* start Supplied data *

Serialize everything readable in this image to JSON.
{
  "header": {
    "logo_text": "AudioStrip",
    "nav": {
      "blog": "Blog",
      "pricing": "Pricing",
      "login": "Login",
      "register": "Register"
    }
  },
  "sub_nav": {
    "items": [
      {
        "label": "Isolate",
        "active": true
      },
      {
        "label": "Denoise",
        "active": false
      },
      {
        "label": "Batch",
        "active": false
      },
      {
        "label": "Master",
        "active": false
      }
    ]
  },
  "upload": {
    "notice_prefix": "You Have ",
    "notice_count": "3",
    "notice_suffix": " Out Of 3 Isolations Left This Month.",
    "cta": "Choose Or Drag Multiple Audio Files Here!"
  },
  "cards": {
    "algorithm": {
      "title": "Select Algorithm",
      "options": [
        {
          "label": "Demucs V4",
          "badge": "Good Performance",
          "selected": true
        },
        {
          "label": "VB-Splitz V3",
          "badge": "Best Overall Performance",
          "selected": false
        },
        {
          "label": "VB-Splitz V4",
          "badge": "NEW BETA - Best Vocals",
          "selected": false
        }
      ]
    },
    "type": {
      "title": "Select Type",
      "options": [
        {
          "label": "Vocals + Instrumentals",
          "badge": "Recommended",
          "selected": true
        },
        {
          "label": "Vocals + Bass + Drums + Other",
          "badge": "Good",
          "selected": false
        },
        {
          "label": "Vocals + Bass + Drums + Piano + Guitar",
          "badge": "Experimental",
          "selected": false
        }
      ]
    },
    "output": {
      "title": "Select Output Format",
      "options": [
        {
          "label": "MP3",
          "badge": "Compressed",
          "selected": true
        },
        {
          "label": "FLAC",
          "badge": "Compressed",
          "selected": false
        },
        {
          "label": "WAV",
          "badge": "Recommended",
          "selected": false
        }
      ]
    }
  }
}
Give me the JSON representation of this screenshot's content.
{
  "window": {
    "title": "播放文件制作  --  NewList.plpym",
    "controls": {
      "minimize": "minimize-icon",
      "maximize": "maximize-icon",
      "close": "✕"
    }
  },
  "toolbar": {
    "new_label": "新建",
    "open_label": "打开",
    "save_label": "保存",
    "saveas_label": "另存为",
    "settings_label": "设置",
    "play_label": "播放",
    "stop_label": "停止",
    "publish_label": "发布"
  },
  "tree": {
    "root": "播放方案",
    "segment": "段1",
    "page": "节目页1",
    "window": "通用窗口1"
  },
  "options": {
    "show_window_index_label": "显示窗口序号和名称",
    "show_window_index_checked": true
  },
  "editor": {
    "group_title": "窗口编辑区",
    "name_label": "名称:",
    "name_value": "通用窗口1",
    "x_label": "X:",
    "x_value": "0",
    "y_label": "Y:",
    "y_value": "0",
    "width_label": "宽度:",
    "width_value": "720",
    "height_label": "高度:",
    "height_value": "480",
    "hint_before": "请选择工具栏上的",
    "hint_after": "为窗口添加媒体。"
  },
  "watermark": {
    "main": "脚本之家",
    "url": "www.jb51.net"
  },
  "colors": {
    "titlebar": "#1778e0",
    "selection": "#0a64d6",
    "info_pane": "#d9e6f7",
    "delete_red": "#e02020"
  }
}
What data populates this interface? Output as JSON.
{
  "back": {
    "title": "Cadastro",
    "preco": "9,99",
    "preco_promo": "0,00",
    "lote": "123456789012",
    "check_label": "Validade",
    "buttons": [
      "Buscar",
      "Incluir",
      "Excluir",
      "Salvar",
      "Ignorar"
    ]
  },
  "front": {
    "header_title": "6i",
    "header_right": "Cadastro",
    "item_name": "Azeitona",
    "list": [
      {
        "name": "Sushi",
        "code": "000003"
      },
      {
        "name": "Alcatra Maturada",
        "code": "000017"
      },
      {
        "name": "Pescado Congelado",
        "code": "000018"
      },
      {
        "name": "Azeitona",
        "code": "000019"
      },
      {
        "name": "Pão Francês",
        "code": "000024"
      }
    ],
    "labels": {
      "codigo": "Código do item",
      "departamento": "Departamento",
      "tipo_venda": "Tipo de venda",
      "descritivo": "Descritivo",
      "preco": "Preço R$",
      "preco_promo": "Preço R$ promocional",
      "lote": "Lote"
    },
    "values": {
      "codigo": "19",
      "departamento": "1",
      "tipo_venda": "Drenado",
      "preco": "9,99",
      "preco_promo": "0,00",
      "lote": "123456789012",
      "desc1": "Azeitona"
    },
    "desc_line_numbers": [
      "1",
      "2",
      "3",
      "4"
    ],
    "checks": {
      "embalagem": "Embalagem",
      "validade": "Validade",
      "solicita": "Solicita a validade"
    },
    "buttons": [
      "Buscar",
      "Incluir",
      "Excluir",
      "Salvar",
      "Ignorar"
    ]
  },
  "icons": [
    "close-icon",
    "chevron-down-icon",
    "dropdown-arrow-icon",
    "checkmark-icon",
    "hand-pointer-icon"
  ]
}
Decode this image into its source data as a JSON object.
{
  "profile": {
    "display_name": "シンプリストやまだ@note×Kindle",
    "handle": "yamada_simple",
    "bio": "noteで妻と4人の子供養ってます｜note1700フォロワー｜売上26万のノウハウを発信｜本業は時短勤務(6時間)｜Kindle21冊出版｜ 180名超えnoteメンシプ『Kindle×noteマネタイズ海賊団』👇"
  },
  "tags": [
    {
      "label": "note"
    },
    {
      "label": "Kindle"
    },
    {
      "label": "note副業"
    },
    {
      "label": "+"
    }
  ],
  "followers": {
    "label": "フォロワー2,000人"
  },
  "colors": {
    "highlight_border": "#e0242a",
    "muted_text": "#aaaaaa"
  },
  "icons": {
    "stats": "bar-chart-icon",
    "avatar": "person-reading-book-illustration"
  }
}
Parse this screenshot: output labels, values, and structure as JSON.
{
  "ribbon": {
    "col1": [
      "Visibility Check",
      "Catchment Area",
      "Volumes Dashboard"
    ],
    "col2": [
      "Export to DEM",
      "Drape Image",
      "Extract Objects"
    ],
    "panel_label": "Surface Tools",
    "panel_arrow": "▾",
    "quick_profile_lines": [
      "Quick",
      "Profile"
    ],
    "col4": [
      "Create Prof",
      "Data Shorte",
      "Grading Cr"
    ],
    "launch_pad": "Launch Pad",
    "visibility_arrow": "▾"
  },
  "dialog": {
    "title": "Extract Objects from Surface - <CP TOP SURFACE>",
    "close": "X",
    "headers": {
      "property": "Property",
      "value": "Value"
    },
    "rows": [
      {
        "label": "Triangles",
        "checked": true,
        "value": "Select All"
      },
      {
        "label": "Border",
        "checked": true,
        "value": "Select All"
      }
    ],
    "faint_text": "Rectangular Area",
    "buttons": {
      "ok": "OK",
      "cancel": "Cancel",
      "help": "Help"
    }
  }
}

* end Supplied data *

Task prompt:
Copy out each line of the records that holds the string "Performance".

Problem solution:
          "badge": "Good Performance",
          "badge": "Best Overall Performance",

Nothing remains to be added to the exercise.